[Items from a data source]
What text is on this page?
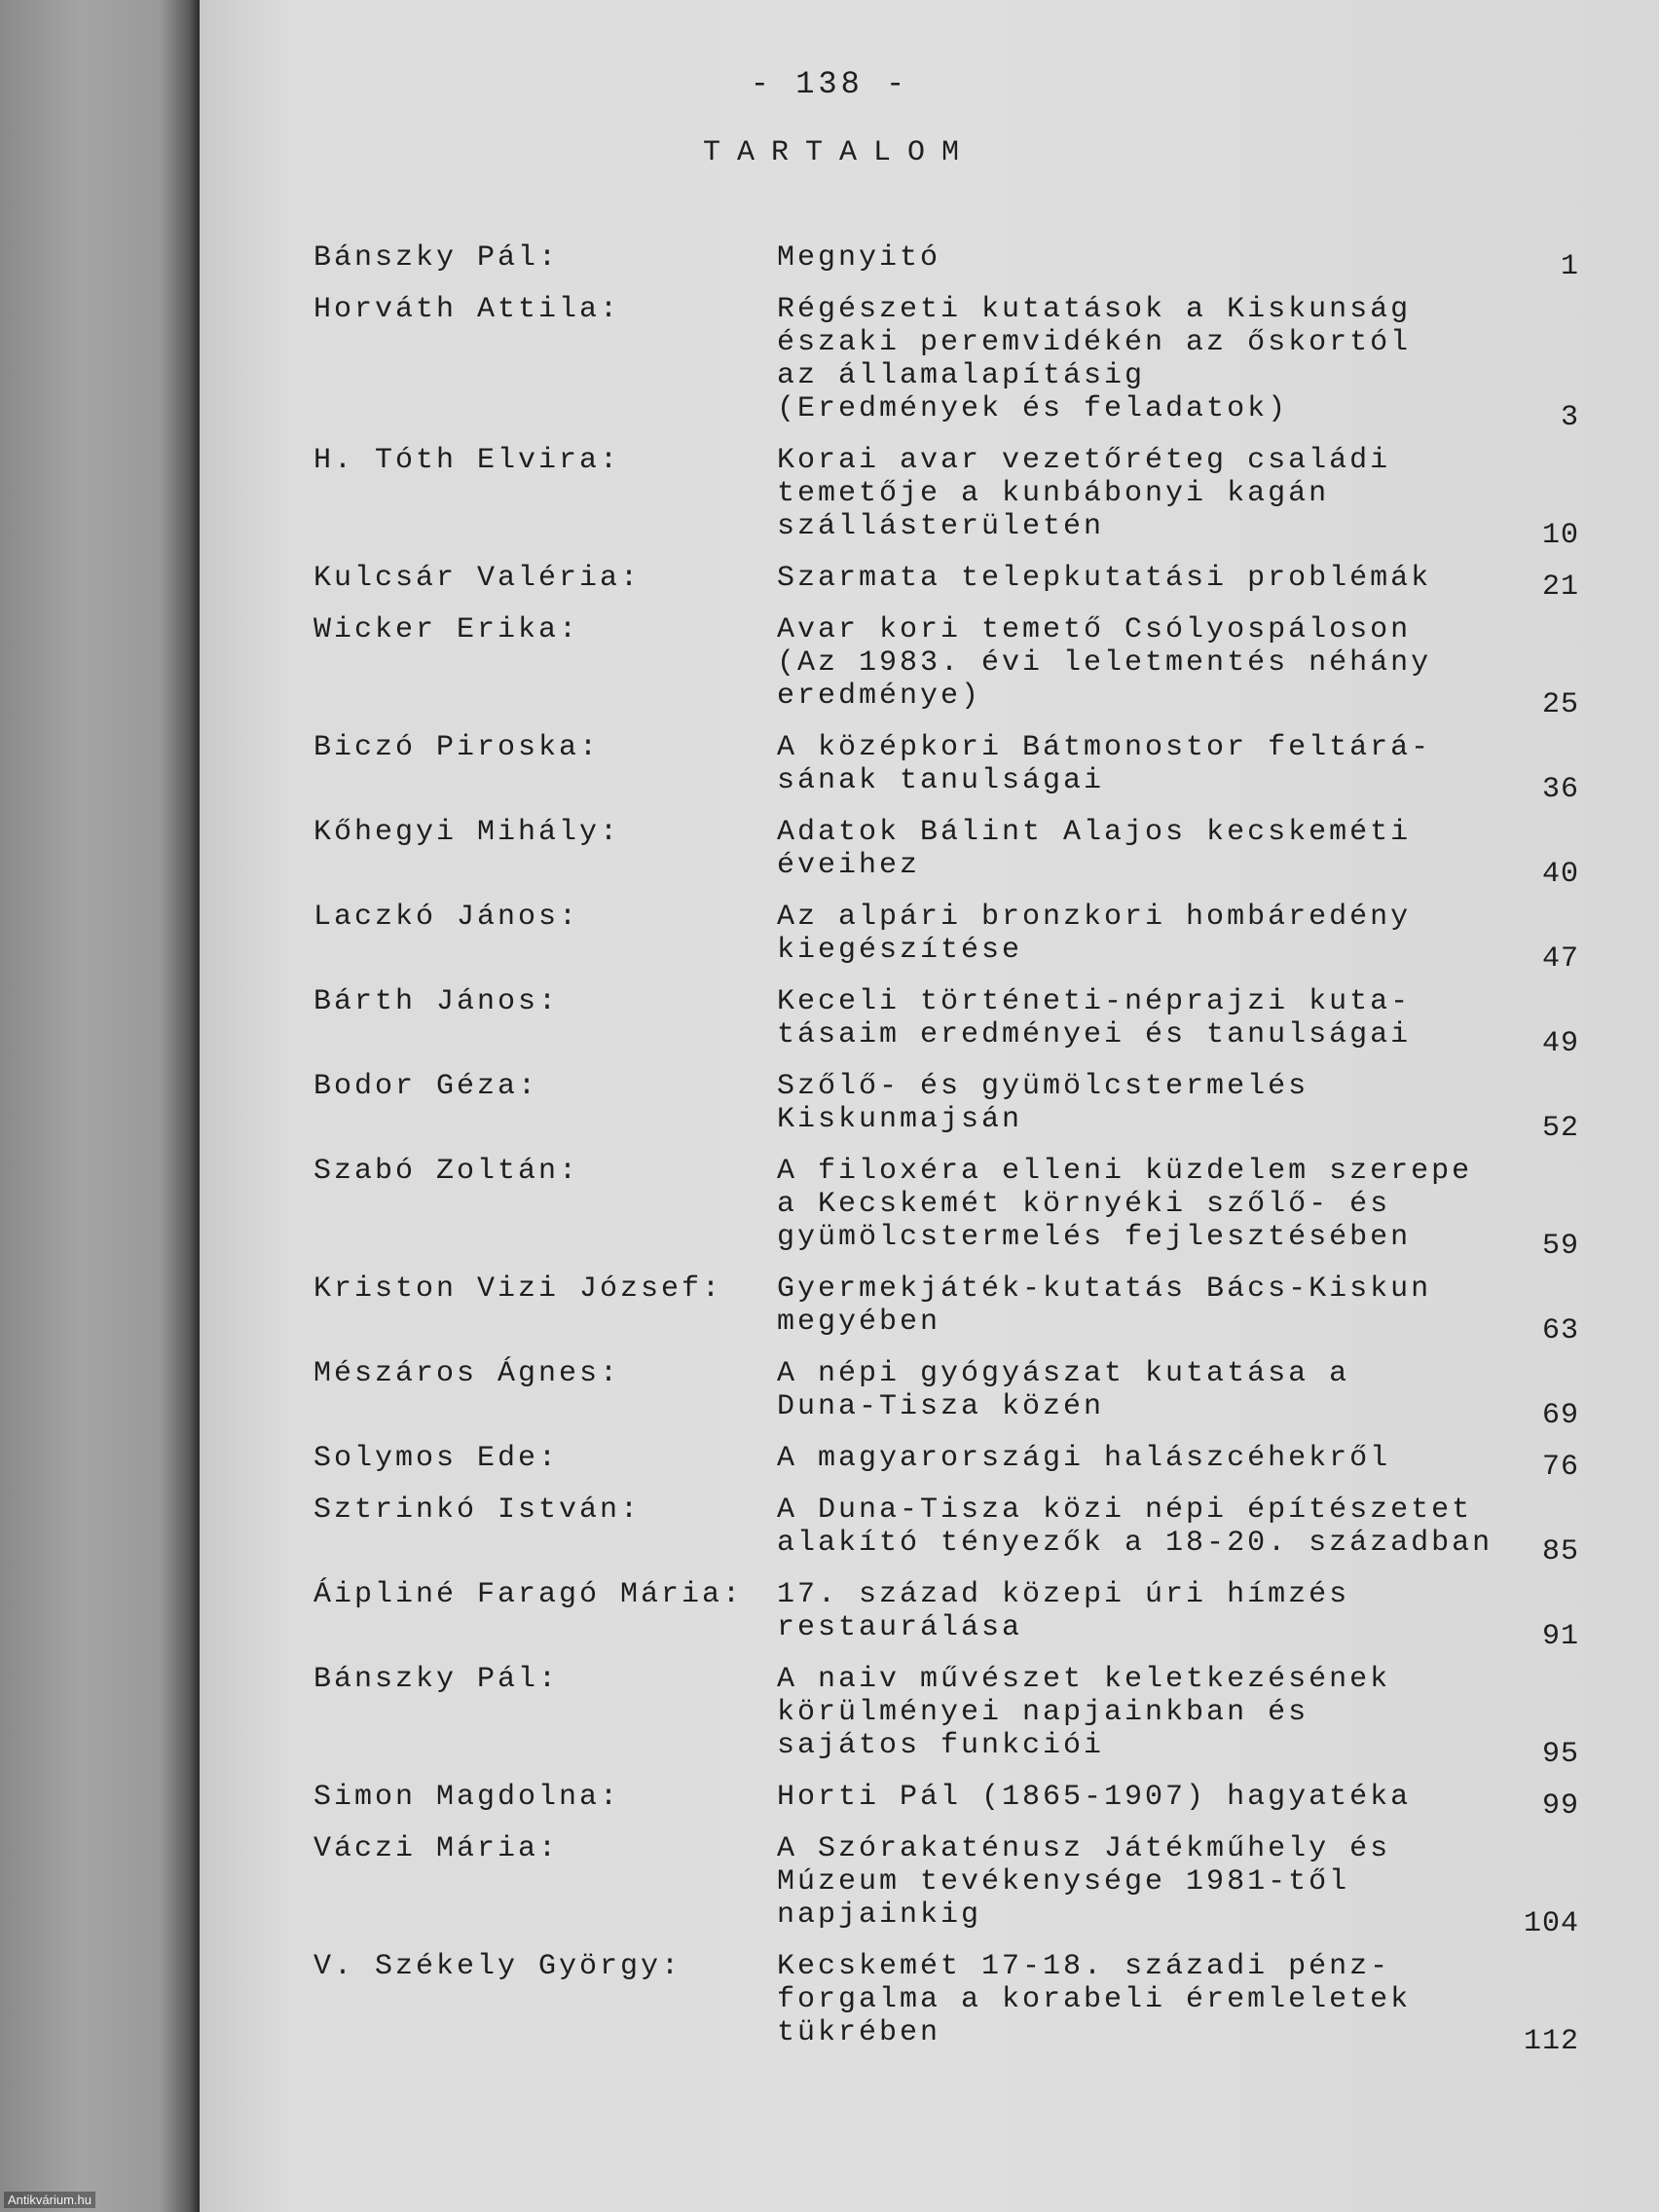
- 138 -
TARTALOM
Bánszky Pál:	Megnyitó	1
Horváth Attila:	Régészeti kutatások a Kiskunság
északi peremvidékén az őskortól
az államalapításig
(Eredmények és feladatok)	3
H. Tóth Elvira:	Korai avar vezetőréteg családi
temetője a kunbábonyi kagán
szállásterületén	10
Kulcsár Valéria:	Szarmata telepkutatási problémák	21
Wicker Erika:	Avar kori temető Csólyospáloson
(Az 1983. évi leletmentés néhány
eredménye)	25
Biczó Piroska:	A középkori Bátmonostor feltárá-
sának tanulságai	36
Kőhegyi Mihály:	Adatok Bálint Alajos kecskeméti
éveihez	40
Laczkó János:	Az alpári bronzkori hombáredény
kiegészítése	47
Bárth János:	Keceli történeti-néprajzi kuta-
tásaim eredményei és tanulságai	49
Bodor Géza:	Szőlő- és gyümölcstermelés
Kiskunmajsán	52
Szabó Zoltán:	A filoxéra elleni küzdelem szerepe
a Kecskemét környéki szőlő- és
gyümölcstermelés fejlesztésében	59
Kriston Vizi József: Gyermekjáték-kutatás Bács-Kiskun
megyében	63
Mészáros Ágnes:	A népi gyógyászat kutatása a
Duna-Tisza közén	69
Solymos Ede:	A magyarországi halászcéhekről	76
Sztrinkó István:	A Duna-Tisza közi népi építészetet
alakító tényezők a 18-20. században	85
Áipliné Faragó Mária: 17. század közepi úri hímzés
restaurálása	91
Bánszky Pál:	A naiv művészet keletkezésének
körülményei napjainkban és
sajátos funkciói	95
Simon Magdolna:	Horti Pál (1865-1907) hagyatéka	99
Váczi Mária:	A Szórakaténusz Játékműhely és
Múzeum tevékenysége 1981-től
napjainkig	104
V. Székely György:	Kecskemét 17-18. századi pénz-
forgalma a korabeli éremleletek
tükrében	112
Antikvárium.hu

- **Exercise brief**
Every entry must be reproduced exactly, with the images left out.

- **Answer to the task**
What text is on this page?
- 138 -
TARTALOM
Bánszky Pál:	Megnyitó	1
Horváth Attila:	Régészeti kutatások a Kiskunság
északi peremvidékén az őskortól
az államalapításig
(Eredmények és feladatok)	3
H. Tóth Elvira:	Korai avar vezetőréteg családi
temetője a kunbábonyi kagán
szállásterületén	10
Kulcsár Valéria:	Szarmata telepkutatási problémák	21
Wicker Erika:	Avar kori temető Csólyospáloson
(Az 1983. évi leletmentés néhány
eredménye)	25
Biczó Piroska:	A középkori Bátmonostor feltárá-
sának tanulságai	36
Kőhegyi Mihály:	Adatok Bálint Alajos kecskeméti
éveihez	40
Laczkó János:	Az alpári bronzkori hombáredény
kiegészítése	47
Bárth János:	Keceli történeti-néprajzi kuta-
tásaim eredményei és tanulságai	49
Bodor Géza:	Szőlő- és gyümölcstermelés
Kiskunmajsán	52
Szabó Zoltán:	A filoxéra elleni küzdelem szerepe
a Kecskemét környéki szőlő- és
gyümölcstermelés fejlesztésében	59
Kriston Vizi József: Gyermekjáték-kutatás Bács-Kiskun
megyében	63
Mészáros Ágnes:	A népi gyógyászat kutatása a
Duna-Tisza közén	69
Solymos Ede:	A magyarországi halászcéhekről	76
Sztrinkó István:	A Duna-Tisza közi népi építészetet
alakító tényezők a 18-20. században	85
Áipliné Faragó Mária: 17. század közepi úri hímzés
restaurálása	91
Bánszky Pál:	A naiv művészet keletkezésének
körülményei napjainkban és
sajátos funkciói	95
Simon Magdolna:	Horti Pál (1865-1907) hagyatéka	99
Váczi Mária:	A Szórakaténusz Játékműhely és
Múzeum tevékenysége 1981-től
napjainkig	104
V. Székely György:	Kecskemét 17-18. századi pénz-
forgalma a korabeli éremleletek
tükrében	112
Antikvárium.hu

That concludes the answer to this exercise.